- [Work instructions]: In the managed secret guide below, write out the passage between "Enter the connection" and "5432 for PostgreSQL)", inclusive, word for word.
*** Provided passage Section Begins ***
Creating a Managed Secret

From the secrets page, click + New Secret and select Managed Secret.

1. Select a provider

Choose the database type (e.g. PostgreSQL).

2. Connection details

Enter the connection details that the agent will use to connect to your database:

  • Host: the database hostname or IP (as reachable from the machine running the agent)
  • Port: database port (e.g. 5432 for PostgreSQL)
  • Database: the database name
  • Admin username: a database user with permission to create and alter roles (needs CREATEROLE or SUPERUSER)
  • Admin password: the admin user's password

The connection details are encrypted with SikkerKey's server-side encryption key and are only decrypted when the agent fetches them.

3. Managed credentials

  • Username / role name: the database role whose password SikkerKey will manage. Must be a valid identifier (letters, digits, underscores, max 63 characters). If the role doesn't exist, the agent creates it on first run.
  • Password: auto-generated by SikkerKey on each rotation.
*** Provided passage Section Ends ***
*** Source information Section Begins ***
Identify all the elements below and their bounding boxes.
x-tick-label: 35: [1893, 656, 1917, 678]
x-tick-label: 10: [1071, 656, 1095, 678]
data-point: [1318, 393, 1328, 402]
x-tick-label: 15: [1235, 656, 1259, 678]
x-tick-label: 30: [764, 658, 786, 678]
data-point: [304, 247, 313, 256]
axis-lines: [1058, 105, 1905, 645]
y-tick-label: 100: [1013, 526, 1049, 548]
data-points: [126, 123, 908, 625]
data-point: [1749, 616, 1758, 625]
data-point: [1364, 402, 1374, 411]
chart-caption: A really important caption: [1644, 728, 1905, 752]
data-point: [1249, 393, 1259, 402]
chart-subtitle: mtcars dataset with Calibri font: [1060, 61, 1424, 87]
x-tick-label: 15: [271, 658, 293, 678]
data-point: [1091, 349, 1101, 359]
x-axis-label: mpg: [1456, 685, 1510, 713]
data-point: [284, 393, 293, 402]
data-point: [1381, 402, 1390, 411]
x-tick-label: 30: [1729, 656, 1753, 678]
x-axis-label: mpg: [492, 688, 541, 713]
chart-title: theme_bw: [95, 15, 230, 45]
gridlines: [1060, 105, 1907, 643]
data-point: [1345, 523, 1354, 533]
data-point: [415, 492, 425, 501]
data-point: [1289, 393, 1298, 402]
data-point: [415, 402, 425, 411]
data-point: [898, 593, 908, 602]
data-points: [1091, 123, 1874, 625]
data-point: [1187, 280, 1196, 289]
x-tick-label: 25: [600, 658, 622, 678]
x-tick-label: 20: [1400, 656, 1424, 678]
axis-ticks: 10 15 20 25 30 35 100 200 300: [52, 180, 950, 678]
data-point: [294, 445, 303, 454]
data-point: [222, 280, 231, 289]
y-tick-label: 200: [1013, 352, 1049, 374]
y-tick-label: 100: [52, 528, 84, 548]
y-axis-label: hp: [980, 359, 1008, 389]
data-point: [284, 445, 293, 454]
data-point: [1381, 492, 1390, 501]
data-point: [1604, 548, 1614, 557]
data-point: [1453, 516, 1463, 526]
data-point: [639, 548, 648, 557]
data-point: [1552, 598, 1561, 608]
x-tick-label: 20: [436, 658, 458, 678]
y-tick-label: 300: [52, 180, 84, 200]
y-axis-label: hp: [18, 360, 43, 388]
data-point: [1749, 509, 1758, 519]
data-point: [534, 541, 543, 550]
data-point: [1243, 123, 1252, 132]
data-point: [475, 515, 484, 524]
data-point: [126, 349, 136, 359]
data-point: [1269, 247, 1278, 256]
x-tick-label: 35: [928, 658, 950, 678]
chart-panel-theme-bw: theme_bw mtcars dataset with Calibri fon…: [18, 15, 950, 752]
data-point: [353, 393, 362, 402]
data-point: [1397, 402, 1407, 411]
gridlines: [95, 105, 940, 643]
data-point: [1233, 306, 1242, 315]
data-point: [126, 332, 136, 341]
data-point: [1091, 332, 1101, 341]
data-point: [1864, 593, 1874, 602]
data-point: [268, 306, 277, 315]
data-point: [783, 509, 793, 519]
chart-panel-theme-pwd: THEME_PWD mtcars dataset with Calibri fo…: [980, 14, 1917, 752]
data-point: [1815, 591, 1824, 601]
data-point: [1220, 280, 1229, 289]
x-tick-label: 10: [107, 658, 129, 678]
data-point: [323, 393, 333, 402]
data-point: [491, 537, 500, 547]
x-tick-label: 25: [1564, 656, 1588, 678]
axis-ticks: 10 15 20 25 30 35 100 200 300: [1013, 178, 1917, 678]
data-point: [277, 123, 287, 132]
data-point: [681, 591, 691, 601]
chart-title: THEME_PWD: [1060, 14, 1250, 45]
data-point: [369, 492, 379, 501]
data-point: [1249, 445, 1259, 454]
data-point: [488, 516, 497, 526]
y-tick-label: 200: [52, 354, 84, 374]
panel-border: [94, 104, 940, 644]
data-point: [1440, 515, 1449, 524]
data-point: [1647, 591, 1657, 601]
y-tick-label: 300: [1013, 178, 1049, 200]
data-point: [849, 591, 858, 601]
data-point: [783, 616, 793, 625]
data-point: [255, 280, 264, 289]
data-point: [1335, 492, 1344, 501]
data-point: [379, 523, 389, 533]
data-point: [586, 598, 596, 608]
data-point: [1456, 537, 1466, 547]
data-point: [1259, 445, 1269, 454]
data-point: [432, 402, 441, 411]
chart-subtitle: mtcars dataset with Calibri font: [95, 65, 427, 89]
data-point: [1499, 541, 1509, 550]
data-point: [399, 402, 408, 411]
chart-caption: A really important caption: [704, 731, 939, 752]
*** Source information Section Ends ***
- [Output below]:
Enter the connection details that the agent will use to connect to your database:

  • Host: the database hostname or IP (as reachable from the machine running the agent)
  • Port: database port (e.g. 5432 for PostgreSQL)